▶ **TEXT**
-- Begin --
Regarding datasets, COCO and xView provide a solid foundation for object detection in ground scenes but do not adequately represent the aerial conditions and relative sizes of the objects of interest in the system. Conversely, VisDrone contains images captured from Unmanned Aerial Vehicles (UAVs) in urban and peri-urban contexts, featuring a high presence of small objects and high target density, making it the most suitable basis for training models intended for aerial surveillance (see Table 3). Based on this, a fine-tuning of YOLOv11 models was performed to adapt them to the system’s operational categories and conditions.

3. System Design and Architecture

The development of the Intelligent Monitoring System (IMS) was structured under an experimental and comparative methodology, aimed at integrating real-time video transmission technologies with AI models for automatic threat detection. The methodology was organized into four main phases: (i) technological analysis, (ii) architectural design, (iii) integrated implementation, and (iv) experimental validation in operational scenarios.

3.1. Technological Analysis Phase

During this phase, a systematic evaluation of video transmission protocols and servers (JPEG-over-WebSocket, RTSP, RTMP, HLS, WebRTC, and its WHEP extension) was conducted, along with an assessment of various computer vision frameworks and architectures (TensorFlow, PyTorch, OpenCV, DeepStream, YOLOv5, YOLOv8, YOLOv11, among others) A comparative summary of these YOLO generations and their relevance to the proposed system is provided in Table 4. This review combined the study of specifications and technical literature with controlled testing campaigns, considering metrics such as end-to-end latency, transmission stability, CPU consumption, and bandwidth, in addition to detection accuracy, inference speed, and hardware requirements for the AI models.

3.2. Architectural Design Phase

This phase focused on defining a robust, modular architecture for the Intelligent Monitoring System (IMS). This architecture, which is illustrated in Figure 1—showing the overall view and highlighting the role of MediaMTX for both RTSP stream ingestion and the distribution of processed streams to the frontend—is frontend of four interconnected subsystems.

The system begins with the Video Ingestion Subsystem, which integrates incoming video sources such as IP cameras and RTSP streams originating from UAVs or field encoders. These raw streams are then managed by the Central Media Server (MediaMTX). MediaMTX is a core component responsible for multiprotocol management; it registers the incoming RTSP flows and performs the necessary conversion to WHEP/WebRTC protocols for consumption by the visualization interface through a web browser.

The analytic backbone is provided by the Artificial Intelligence Subsystem, which functions as a real-time detection engine. This subsystem executes the YOLOv11 models, which were specifically trained and optimized on the VisDrone dataset, and is deployed on dedicated GPU/CPU hardware for efficient processing. Finally, the processed information, including real-time video and automatic detections, is presented to the operators via the Visualization Interface, an operational web application designed for deployment in specialized defense environments.

Figure 1 illustrates the proposed IMS architecture, which deliberately separates the real-time video delivery path (operator-oriented) from the AI analytics path (detection-oriented), using MediaMTX as the central distribution core. Video sources (e.g., a drone and an IP camera) deliver RTSP streams to a Video Capture Service, which centralizes acquisition and stabilizes inputs (e.g., reconnection handling, credential management, and stream normalization). Each source is then published to MediaMTX (e.g., source1, source2), where the media server maps them to internal channels (e.g., channel1, channel2) and redistributes them to multiple consumers without requiring each component to connect directly to the original devices.
-- End --
▶ **REQUIRED TASK 1**
Which lines of the records contain the string "title", with case counting? Return each one.

[Layout records]
-- Begin --
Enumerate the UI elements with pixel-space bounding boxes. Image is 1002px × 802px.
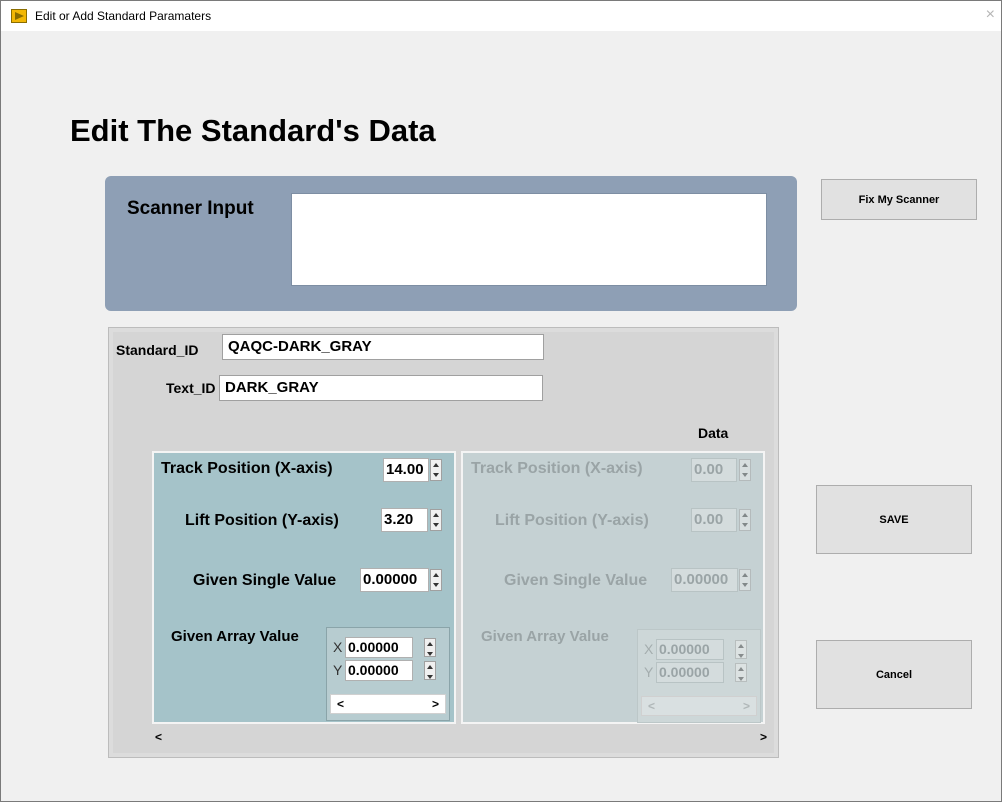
lift-position-field[interactable]: 3.20 [381, 508, 428, 532]
array-scrollbar: < > [641, 696, 757, 716]
array-y-label: Y [644, 664, 654, 680]
given-array-box: X 0.00000 Y 0.00000 < > [637, 629, 761, 723]
data-label: Data [698, 425, 729, 441]
lift-position-label: Lift Position (Y-axis) [495, 512, 649, 529]
save-button[interactable]: SAVE [816, 485, 972, 554]
array-x-label: X [333, 639, 343, 655]
track-position-spinner [739, 459, 751, 481]
array-x-field[interactable]: 0.00000 [345, 637, 413, 658]
given-single-value-label: Given Single Value [193, 572, 337, 589]
given-array-value-label: Given Array Value [481, 628, 609, 645]
window-title: Edit or Add Standard Paramaters [35, 9, 212, 23]
array-y-field[interactable]: 0.00000 [345, 660, 413, 681]
labview-vi-icon [11, 9, 27, 23]
given-single-value-field[interactable]: 0.00000 [360, 568, 429, 592]
track-position-label: Track Position (X-axis) [471, 460, 643, 477]
scroll-right-icon: > [742, 699, 750, 713]
lift-position-spinner[interactable] [430, 509, 442, 531]
track-position-field[interactable]: 14.00 [383, 458, 429, 482]
array-scrollbar[interactable]: < > [330, 694, 446, 714]
title-bar: Edit or Add Standard Paramaters × [1, 1, 1001, 31]
array-x-label: X [644, 641, 654, 657]
data-horizontal-scrollbar[interactable]: < > [151, 728, 771, 746]
scroll-left-icon[interactable]: < [155, 730, 162, 744]
array-x-spinner [735, 640, 747, 659]
lift-position-label: Lift Position (Y-axis) [185, 512, 339, 529]
array-y-spinner[interactable] [424, 661, 436, 680]
track-position-spinner[interactable] [430, 459, 442, 481]
cancel-button[interactable]: Cancel [816, 640, 972, 709]
close-icon[interactable]: × [986, 6, 995, 24]
fix-my-scanner-button[interactable]: Fix My Scanner [821, 179, 977, 220]
scanner-input[interactable] [291, 193, 767, 286]
track-position-field: 0.00 [691, 458, 737, 482]
page-title: Edit The Standard's Data [70, 113, 436, 148]
given-array-box: X 0.00000 Y 0.00000 < > [326, 627, 450, 721]
scroll-right-icon[interactable]: > [432, 697, 439, 711]
standard-id-field[interactable]: QAQC-DARK_GRAY [222, 334, 544, 360]
array-x-field: 0.00000 [656, 639, 724, 660]
lift-position-spinner [739, 509, 751, 531]
standard-id-label: Standard_ID [116, 342, 199, 358]
dialog-window: Edit or Add Standard Paramaters × Edit T… [0, 0, 1002, 802]
scroll-right-icon[interactable]: > [760, 730, 767, 744]
array-y-label: Y [333, 662, 343, 678]
lift-position-field: 0.00 [691, 508, 737, 532]
given-array-value-label: Given Array Value [171, 628, 299, 645]
given-single-value-field: 0.00000 [671, 568, 738, 592]
array-y-spinner [735, 663, 747, 682]
given-single-value-spinner [739, 569, 751, 591]
data-cluster-active: Track Position (X-axis) 14.00 Lift Posit… [152, 451, 456, 724]
scroll-left-icon[interactable]: < [337, 697, 344, 711]
text-id-label: Text_ID [166, 380, 216, 396]
track-position-label: Track Position (X-axis) [161, 460, 333, 477]
array-x-spinner[interactable] [424, 638, 436, 657]
given-single-value-spinner[interactable] [430, 569, 442, 591]
given-single-value-label: Given Single Value [504, 572, 648, 589]
data-cluster-disabled: Track Position (X-axis) 0.00 Lift Positi… [461, 451, 765, 724]
text-id-field[interactable]: DARK_GRAY [219, 375, 543, 401]
array-y-field: 0.00000 [656, 662, 724, 683]
scroll-left-icon: < [648, 699, 656, 713]
scanner-input-label: Scanner Input [127, 198, 254, 219]
scanner-panel: Scanner Input [105, 176, 797, 311]
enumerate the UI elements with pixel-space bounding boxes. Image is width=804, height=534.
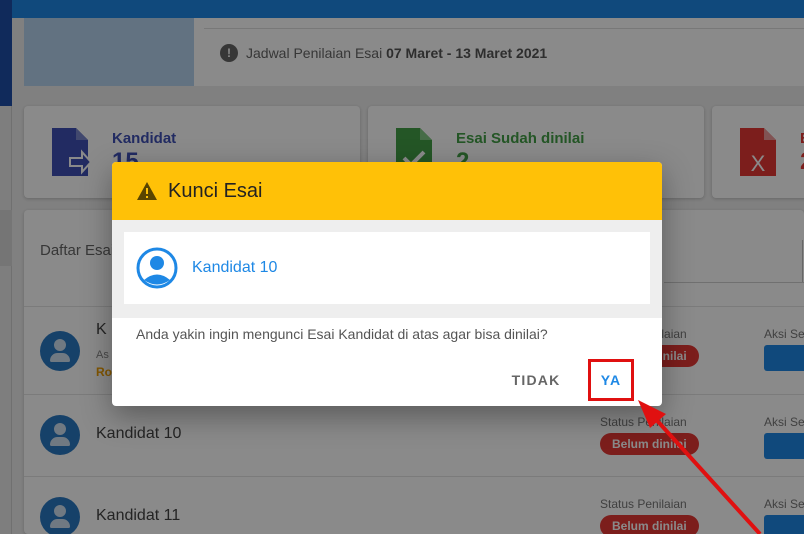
red-arrow-annotation	[638, 400, 762, 534]
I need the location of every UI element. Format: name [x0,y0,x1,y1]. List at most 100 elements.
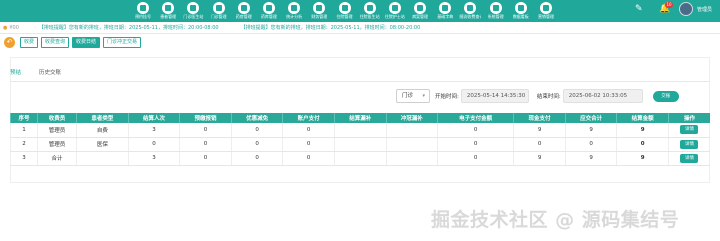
table-cell: 1 [10,123,38,138]
column-header: 电子支付金额 [437,113,514,123]
coin-icon: ● [3,24,8,31]
doctor-icon [187,2,200,14]
nav-item[interactable]: 住院护士站 [384,1,406,21]
tab-charge[interactable]: 收费 [20,37,39,48]
table-cell: 管理员 [36,123,77,138]
nav-item[interactable]: 预约挂号 [132,1,154,21]
end-time-input[interactable]: 2025-06-02 10:33:05 [562,89,643,103]
end-time-label: 结束时间: [536,94,561,100]
record-icon [414,2,427,14]
tab-charge-query[interactable]: 收费查询 [41,37,70,48]
nav-item-label: 财务管理 [311,14,328,19]
table-cell: 0 [179,151,232,166]
nav-item[interactable]: 营销管理 [535,1,557,21]
coin-label: ¥00 [9,24,19,31]
nav-item[interactable]: 财务管理 [308,1,330,21]
nav-item[interactable]: 病案管理 [409,1,431,21]
calendar-icon [137,2,149,14]
nav-item-label: 预约挂号 [135,14,151,19]
table-cell: 3 [10,151,38,166]
chart-icon [288,2,301,14]
column-header: 操作 [667,113,710,123]
column-header: 现金支付 [513,113,566,123]
subtabs: 预结 历史交账 [10,68,79,82]
table-cell: 0 [127,137,180,152]
nav-item[interactable]: 数据看板 [510,1,532,21]
table-cell: 医保 [76,137,129,152]
filter-bar: 门诊 ▾ 开始时间: 2025-05-14 14:35:30 结束时间: 202… [396,89,679,103]
notification-badge: 10 [664,2,674,8]
column-header: 优惠减免 [230,113,283,123]
ward-doctor-icon [363,2,376,14]
nav-item[interactable]: 药库管理 [258,1,280,21]
back-icon[interactable]: ↶ [4,37,15,48]
nav-item[interactable]: 统计分析 [283,1,305,21]
table-header: 序号 收费员 患者类型 结算人次 预缴报销 优惠减免 账户支付 结算漏补 冲冠漏补 电子支付金额现… [10,113,710,123]
table-row: 3 合计 3 0 0 0 0 9 9 9 详情 [10,151,710,166]
table-cell: 0 [437,123,514,138]
notice-message-2[interactable]: 【排班提醒】您有新的排班，排班日期：2025-05-11，排班时间：08:00-… [241,24,421,31]
nav-item-label: 患者管理 [160,14,177,19]
subtab-pre-settlement[interactable]: 预结 [10,68,22,82]
nav-item-label: 门诊医生站 [183,14,204,19]
nav-item[interactable]: 基础字典 [434,1,456,21]
notice-bar: ● ¥00 【排班提醒】您有新的排班，排班日期：2025-05-11，排班时间：… [0,22,720,34]
start-time-input[interactable]: 2025-05-14 14:35:30 [460,89,529,103]
table-cell: 管理员 [36,137,77,152]
table-cell [385,137,438,152]
nav-item-label: 基础字典 [437,14,454,19]
type-select-value: 门诊 [402,93,414,99]
column-header: 应交合计 [564,113,617,123]
detail-button[interactable]: 详情 [680,153,699,163]
nav-item[interactable]: 药房管理 [233,1,255,21]
column-header: 预缴报销 [179,113,232,123]
tab-reversal[interactable]: 门诊冲正交易 [103,37,142,48]
nav-item[interactable]: 随访收费查询 [459,1,481,21]
nav-item-label: 数据看板 [512,14,529,19]
tab-daily-settlement[interactable]: 收费日结 [72,37,101,48]
detail-button[interactable]: 详情 [680,139,699,149]
nav-item-label: 营销管理 [538,14,554,19]
avatar[interactable] [678,2,693,16]
nav-item-label: 住院医生站 [359,14,380,19]
column-header: 冲冠漏补 [385,113,438,123]
table-row: 2 管理员 医保 0 0 0 0 0 0 0 0 详情 [10,137,710,152]
bell-icon[interactable]: 🔔 10 [659,2,674,14]
column-header: 序号 [10,113,38,123]
nav-item-label: 统计分析 [286,14,303,19]
finance-icon [313,2,326,14]
nav-item[interactable]: 患者管理 [157,1,179,21]
notice-message-1[interactable]: 【排班提醒】您有新的排班，排班日期：2025-05-11，排班时间：20:00-… [39,24,219,31]
table-cell: 9 [513,151,566,166]
column-header: 账户支付 [282,113,335,123]
clinic-icon [212,2,225,14]
table-cell [333,137,387,152]
edit-pen-icon[interactable]: ✎ [635,4,645,14]
table-cell: 0 [230,137,283,152]
nav-item[interactable]: 门诊医生站 [182,1,204,21]
nav-item-label: 门诊管理 [210,14,227,19]
table-cell: 0 [513,137,566,152]
table-cell [333,151,387,166]
nav-item[interactable]: 门诊管理 [208,1,230,21]
nav-item-label: 系统管理 [487,14,504,19]
nav-item[interactable]: 系统管理 [485,1,507,21]
type-select[interactable]: 门诊 ▾ [396,89,430,103]
action-cell: 详情 [667,151,710,166]
table-cell [333,123,387,138]
table-cell: 自费 [76,123,129,138]
user-name[interactable]: 管理员 [697,6,712,13]
nav-item[interactable]: 住院管理 [334,1,356,21]
main-nav: 预约挂号 患者管理 门诊医生站 门诊管理 药房管理 药库管理 统计分析 财务管理 住院管理 住院医… [132,1,560,21]
submit-settlement-button[interactable]: 交账 [652,90,679,102]
table-cell: 0 [437,151,514,166]
table-cell: 0 [282,123,335,138]
detail-button[interactable]: 详情 [680,125,699,135]
table-cell: 9 [616,151,669,166]
table-cell: 合计 [36,151,77,166]
subtab-history[interactable]: 历史交账 [39,68,61,82]
nav-item[interactable]: 住院医生站 [359,1,381,21]
hospital-icon [338,2,351,14]
table-cell: 0 [282,151,335,166]
column-header: 结算漏补 [333,113,387,123]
-- End --
▶ **REQUIRED TASK 2**
According to the monitoring-system text, why is VisDrone a better basis than COCO or xView for training the detection models? Answer in one to three sentences.

▶ **FINAL ANSWER 1**
window-title: Edit or Add Standard Paramaters [35, 9, 212, 23]
title-bar: Edit or Add Standard Paramaters × [1, 1, 1001, 31]
page-title: Edit The Standard's Data [70, 113, 436, 148]

▶ **FINAL ANSWER 2**
COCO and xView suit object detection in ground scenes but do not adequately represent the aerial conditions and relative object sizes the system deals with. VisDrone contains images captured from UAVs in urban and peri-urban contexts, with a high presence of small objects and high target density. This makes it the most suitable basis for training models meant for aerial surveillance.